* Task directions
Could you give the data below again, exactly and completely?

* Data rows
'''
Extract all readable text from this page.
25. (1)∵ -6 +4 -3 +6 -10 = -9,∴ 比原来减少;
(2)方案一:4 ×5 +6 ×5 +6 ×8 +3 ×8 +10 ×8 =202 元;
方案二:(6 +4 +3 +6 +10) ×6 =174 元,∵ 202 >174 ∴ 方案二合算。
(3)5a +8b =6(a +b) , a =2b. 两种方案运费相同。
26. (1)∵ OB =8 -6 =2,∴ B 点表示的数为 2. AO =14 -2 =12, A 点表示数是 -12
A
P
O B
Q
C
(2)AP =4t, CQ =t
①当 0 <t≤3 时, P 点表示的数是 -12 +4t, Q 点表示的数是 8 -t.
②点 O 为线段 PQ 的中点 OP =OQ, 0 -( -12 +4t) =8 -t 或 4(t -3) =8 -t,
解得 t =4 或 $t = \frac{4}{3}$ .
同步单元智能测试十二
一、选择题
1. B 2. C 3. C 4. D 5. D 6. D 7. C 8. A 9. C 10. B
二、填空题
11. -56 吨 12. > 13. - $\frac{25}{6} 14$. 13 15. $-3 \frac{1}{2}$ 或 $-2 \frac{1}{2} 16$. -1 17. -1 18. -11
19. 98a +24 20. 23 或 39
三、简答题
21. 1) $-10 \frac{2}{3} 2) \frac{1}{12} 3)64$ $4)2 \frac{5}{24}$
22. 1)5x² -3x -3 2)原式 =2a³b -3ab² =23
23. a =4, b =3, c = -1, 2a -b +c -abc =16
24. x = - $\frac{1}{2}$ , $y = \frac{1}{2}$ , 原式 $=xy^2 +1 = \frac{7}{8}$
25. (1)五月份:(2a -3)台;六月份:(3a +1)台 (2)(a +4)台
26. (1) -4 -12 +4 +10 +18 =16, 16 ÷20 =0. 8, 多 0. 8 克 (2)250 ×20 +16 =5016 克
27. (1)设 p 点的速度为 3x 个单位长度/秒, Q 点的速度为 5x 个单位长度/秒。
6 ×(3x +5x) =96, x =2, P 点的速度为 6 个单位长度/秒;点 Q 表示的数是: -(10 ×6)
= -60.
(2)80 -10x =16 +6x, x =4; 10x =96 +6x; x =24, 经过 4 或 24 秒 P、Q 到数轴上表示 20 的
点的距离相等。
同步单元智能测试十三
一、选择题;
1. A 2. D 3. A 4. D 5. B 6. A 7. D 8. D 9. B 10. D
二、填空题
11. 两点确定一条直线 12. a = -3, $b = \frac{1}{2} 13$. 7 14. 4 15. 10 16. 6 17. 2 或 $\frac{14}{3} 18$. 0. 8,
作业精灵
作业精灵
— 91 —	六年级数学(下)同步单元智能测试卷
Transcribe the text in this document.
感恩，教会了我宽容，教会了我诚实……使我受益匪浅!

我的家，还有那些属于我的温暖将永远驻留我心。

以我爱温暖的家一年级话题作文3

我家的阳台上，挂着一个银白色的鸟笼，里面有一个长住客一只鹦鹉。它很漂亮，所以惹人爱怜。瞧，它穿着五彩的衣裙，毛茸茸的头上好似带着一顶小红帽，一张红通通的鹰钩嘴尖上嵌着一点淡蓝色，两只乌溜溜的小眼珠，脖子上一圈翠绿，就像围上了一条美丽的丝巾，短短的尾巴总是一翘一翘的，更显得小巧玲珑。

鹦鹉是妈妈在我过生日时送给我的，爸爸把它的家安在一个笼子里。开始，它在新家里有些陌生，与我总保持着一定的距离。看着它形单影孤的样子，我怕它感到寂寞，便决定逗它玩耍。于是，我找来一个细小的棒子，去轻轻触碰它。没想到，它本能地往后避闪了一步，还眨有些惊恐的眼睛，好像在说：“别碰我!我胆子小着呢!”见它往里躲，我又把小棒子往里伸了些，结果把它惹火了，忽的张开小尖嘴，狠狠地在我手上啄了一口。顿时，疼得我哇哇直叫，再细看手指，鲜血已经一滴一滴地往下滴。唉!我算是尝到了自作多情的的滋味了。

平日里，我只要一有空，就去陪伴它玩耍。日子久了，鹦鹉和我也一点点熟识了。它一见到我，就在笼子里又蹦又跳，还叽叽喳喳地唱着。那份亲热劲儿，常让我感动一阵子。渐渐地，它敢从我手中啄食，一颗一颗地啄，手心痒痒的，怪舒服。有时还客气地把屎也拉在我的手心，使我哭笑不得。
'''
* Full response
Extract all readable text from this page.
25. (1)∵ -6 +4 -3 +6 -10 = -9,∴ 比原来减少;
(2)方案一:4 ×5 +6 ×5 +6 ×8 +3 ×8 +10 ×8 =202 元;
方案二:(6 +4 +3 +6 +10) ×6 =174 元,∵ 202 >174 ∴ 方案二合算。
(3)5a +8b =6(a +b) , a =2b. 两种方案运费相同。
26. (1)∵ OB =8 -6 =2,∴ B 点表示的数为 2. AO =14 -2 =12, A 点表示数是 -12
A
P
O B
Q
C
(2)AP =4t, CQ =t
①当 0 <t≤3 时, P 点表示的数是 -12 +4t, Q 点表示的数是 8 -t.
②点 O 为线段 PQ 的中点 OP =OQ, 0 -( -12 +4t) =8 -t 或 4(t -3) =8 -t,
解得 t =4 或 $t = \frac{4}{3}$ .
同步单元智能测试十二
一、选择题
1. B 2. C 3. C 4. D 5. D 6. D 7. C 8. A 9. C 10. B
二、填空题
11. -56 吨 12. > 13. - $\frac{25}{6} 14$. 13 15. $-3 \frac{1}{2}$ 或 $-2 \frac{1}{2} 16$. -1 17. -1 18. -11
19. 98a +24 20. 23 或 39
三、简答题
21. 1) $-10 \frac{2}{3} 2) \frac{1}{12} 3)64$ $4)2 \frac{5}{24}$
22. 1)5x² -3x -3 2)原式 =2a³b -3ab² =23
23. a =4, b =3, c = -1, 2a -b +c -abc =16
24. x = - $\frac{1}{2}$ , $y = \frac{1}{2}$ , 原式 $=xy^2 +1 = \frac{7}{8}$
25. (1)五月份:(2a -3)台;六月份:(3a +1)台 (2)(a +4)台
26. (1) -4 -12 +4 +10 +18 =16, 16 ÷20 =0. 8, 多 0. 8 克 (2)250 ×20 +16 =5016 克
27. (1)设 p 点的速度为 3x 个单位长度/秒, Q 点的速度为 5x 个单位长度/秒。
6 ×(3x +5x) =96, x =2, P 点的速度为 6 个单位长度/秒;点 Q 表示的数是: -(10 ×6)
= -60.
(2)80 -10x =16 +6x, x =4; 10x =96 +6x; x =24, 经过 4 或 24 秒 P、Q 到数轴上表示 20 的
点的距离相等。
同步单元智能测试十三
一、选择题;
1. A 2. D 3. A 4. D 5. B 6. A 7. D 8. D 9. B 10. D
二、填空题
11. 两点确定一条直线 12. a = -3, $b = \frac{1}{2} 13$. 7 14. 4 15. 10 16. 6 17. 2 或 $\frac{14}{3} 18$. 0. 8,
作业精灵
作业精灵
— 91 —	六年级数学(下)同步单元智能测试卷
Transcribe the text in this document.
感恩，教会了我宽容，教会了我诚实……使我受益匪浅!

我的家，还有那些属于我的温暖将永远驻留我心。

以我爱温暖的家一年级话题作文3

我家的阳台上，挂着一个银白色的鸟笼，里面有一个长住客一只鹦鹉。它很漂亮，所以惹人爱怜。瞧，它穿着五彩的衣裙，毛茸茸的头上好似带着一顶小红帽，一张红通通的鹰钩嘴尖上嵌着一点淡蓝色，两只乌溜溜的小眼珠，脖子上一圈翠绿，就像围上了一条美丽的丝巾，短短的尾巴总是一翘一翘的，更显得小巧玲珑。

鹦鹉是妈妈在我过生日时送给我的，爸爸把它的家安在一个笼子里。开始，它在新家里有些陌生，与我总保持着一定的距离。看着它形单影孤的样子，我怕它感到寂寞，便决定逗它玩耍。于是，我找来一个细小的棒子，去轻轻触碰它。没想到，它本能地往后避闪了一步，还眨有些惊恐的眼睛，好像在说：“别碰我!我胆子小着呢!”见它往里躲，我又把小棒子往里伸了些，结果把它惹火了，忽的张开小尖嘴，狠狠地在我手上啄了一口。顿时，疼得我哇哇直叫，再细看手指，鲜血已经一滴一滴地往下滴。唉!我算是尝到了自作多情的的滋味了。

平日里，我只要一有空，就去陪伴它玩耍。日子久了，鹦鹉和我也一点点熟识了。它一见到我，就在笼子里又蹦又跳，还叽叽喳喳地唱着。那份亲热劲儿，常让我感动一阵子。渐渐地，它敢从我手中啄食，一颗一颗地啄，手心痒痒的，怪舒服。有时还客气地把屎也拉在我的手心，使我哭笑不得。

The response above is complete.